◆ Directions for this task: Below is a set of records; restate each one word for word.

◆ Extracted data:
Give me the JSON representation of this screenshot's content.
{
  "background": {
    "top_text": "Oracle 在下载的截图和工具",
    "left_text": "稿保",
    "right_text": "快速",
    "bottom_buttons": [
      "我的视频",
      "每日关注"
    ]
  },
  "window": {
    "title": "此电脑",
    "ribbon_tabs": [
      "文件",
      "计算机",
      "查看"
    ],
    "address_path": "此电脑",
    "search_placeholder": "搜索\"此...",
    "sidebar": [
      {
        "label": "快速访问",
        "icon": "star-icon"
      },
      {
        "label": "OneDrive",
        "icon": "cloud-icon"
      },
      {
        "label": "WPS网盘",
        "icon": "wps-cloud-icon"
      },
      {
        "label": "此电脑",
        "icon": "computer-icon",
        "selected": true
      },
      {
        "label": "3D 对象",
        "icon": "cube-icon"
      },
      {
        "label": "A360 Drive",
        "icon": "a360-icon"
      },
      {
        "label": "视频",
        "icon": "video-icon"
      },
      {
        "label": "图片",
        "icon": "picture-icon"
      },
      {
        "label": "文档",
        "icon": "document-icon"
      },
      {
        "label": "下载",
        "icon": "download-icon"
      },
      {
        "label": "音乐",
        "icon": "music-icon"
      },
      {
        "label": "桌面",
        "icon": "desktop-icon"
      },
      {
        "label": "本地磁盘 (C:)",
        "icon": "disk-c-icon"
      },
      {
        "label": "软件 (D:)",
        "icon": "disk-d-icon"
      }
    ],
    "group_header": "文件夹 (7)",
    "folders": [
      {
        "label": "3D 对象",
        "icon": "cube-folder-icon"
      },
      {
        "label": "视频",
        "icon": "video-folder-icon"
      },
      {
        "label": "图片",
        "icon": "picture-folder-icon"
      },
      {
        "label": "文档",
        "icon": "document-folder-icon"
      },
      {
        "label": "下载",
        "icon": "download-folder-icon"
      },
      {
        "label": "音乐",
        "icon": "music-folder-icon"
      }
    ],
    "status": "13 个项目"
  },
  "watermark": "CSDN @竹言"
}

◆ Expected answer:
Give me the JSON representation of this screenshot's content.
{
  "background": {
    "top_text": "Oracle 在下载的截图和工具",
    "left_text": "稿保",
    "right_text": "快速",
    "bottom_buttons": [
      "我的视频",
      "每日关注"
    ]
  },
  "window": {
    "title": "此电脑",
    "ribbon_tabs": [
      "文件",
      "计算机",
      "查看"
    ],
    "address_path": "此电脑",
    "search_placeholder": "搜索\"此...",
    "sidebar": [
      {
        "label": "快速访问",
        "icon": "star-icon"
      },
      {
        "label": "OneDrive",
        "icon": "cloud-icon"
      },
      {
        "label": "WPS网盘",
        "icon": "wps-cloud-icon"
      },
      {
        "label": "此电脑",
        "icon": "computer-icon",
        "selected": true
      },
      {
        "label": "3D 对象",
        "icon": "cube-icon"
      },
      {
        "label": "A360 Drive",
        "icon": "a360-icon"
      },
      {
        "label": "视频",
        "icon": "video-icon"
      },
      {
        "label": "图片",
        "icon": "picture-icon"
      },
      {
        "label": "文档",
        "icon": "document-icon"
      },
      {
        "label": "下载",
        "icon": "download-icon"
      },
      {
        "label": "音乐",
        "icon": "music-icon"
      },
      {
        "label": "桌面",
        "icon": "desktop-icon"
      },
      {
        "label": "本地磁盘 (C:)",
        "icon": "disk-c-icon"
      },
      {
        "label": "软件 (D:)",
        "icon": "disk-d-icon"
      }
    ],
    "group_header": "文件夹 (7)",
    "folders": [
      {
        "label": "3D 对象",
        "icon": "cube-folder-icon"
      },
      {
        "label": "视频",
        "icon": "video-folder-icon"
      },
      {
        "label": "图片",
        "icon": "picture-folder-icon"
      },
      {
        "label": "文档",
        "icon": "document-folder-icon"
      },
      {
        "label": "下载",
        "icon": "download-folder-icon"
      },
      {
        "label": "音乐",
        "icon": "music-folder-icon"
      }
    ],
    "status": "13 个项目"
  },
  "watermark": "CSDN @竹言"
}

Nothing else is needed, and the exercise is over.